What is asked> What follows is a set of records; restate each one word for word and drop the pictures.

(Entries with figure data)
* * *
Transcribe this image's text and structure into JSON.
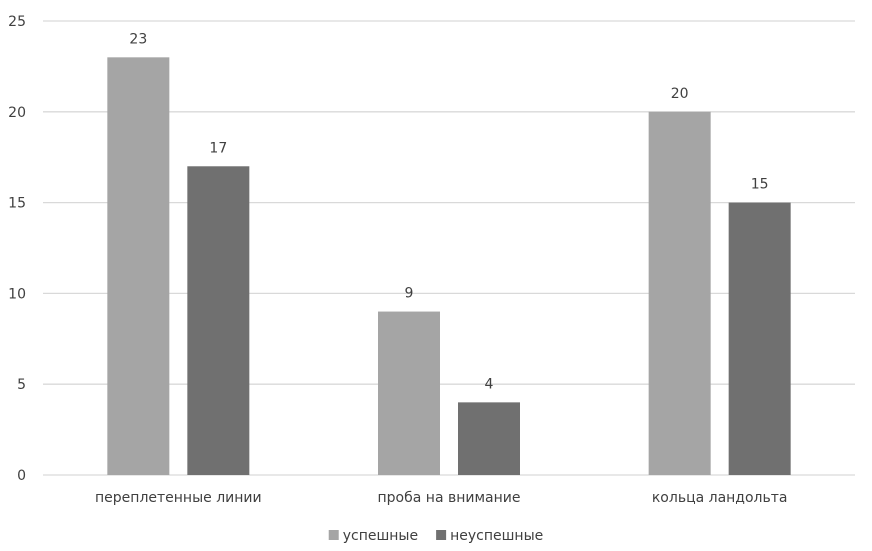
{
  "colors": {
    "background": "#ffffff",
    "gridline": "#d9d9d9",
    "axis_line": "#d9d9d9",
    "text": "#404040"
  },
  "chart_data": {
    "type": "bar",
    "title": "",
    "xlabel": "",
    "ylabel": "",
    "categories": [
      "переплетенные линии",
      "проба на внимание",
      "кольца ландольта"
    ],
    "series": [
      {
        "name": "успешные",
        "values": [
          23,
          9,
          20
        ],
        "color": "#a5a5a5"
      },
      {
        "name": "неуспешные",
        "values": [
          17,
          4,
          15
        ],
        "color": "#707070"
      }
    ],
    "ylim": [
      0,
      25
    ],
    "yticks": [
      "0",
      "5",
      "10",
      "15",
      "20",
      "25"
    ],
    "grid": true,
    "data_labels": true,
    "legend": {
      "position": "bottom"
    }
  }
}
* * *
Answer below>
Transcribe this image's text and structure into JSON.
{
  "colors": {
    "background": "#ffffff",
    "gridline": "#d9d9d9",
    "axis_line": "#d9d9d9",
    "text": "#404040"
  },
  "chart_data": {
    "type": "bar",
    "title": "",
    "xlabel": "",
    "ylabel": "",
    "categories": [
      "переплетенные линии",
      "проба на внимание",
      "кольца ландольта"
    ],
    "series": [
      {
        "name": "успешные",
        "values": [
          23,
          9,
          20
        ],
        "color": "#a5a5a5"
      },
      {
        "name": "неуспешные",
        "values": [
          17,
          4,
          15
        ],
        "color": "#707070"
      }
    ],
    "ylim": [
      0,
      25
    ],
    "yticks": [
      "0",
      "5",
      "10",
      "15",
      "20",
      "25"
    ],
    "grid": true,
    "data_labels": true,
    "legend": {
      "position": "bottom"
    }
  }
}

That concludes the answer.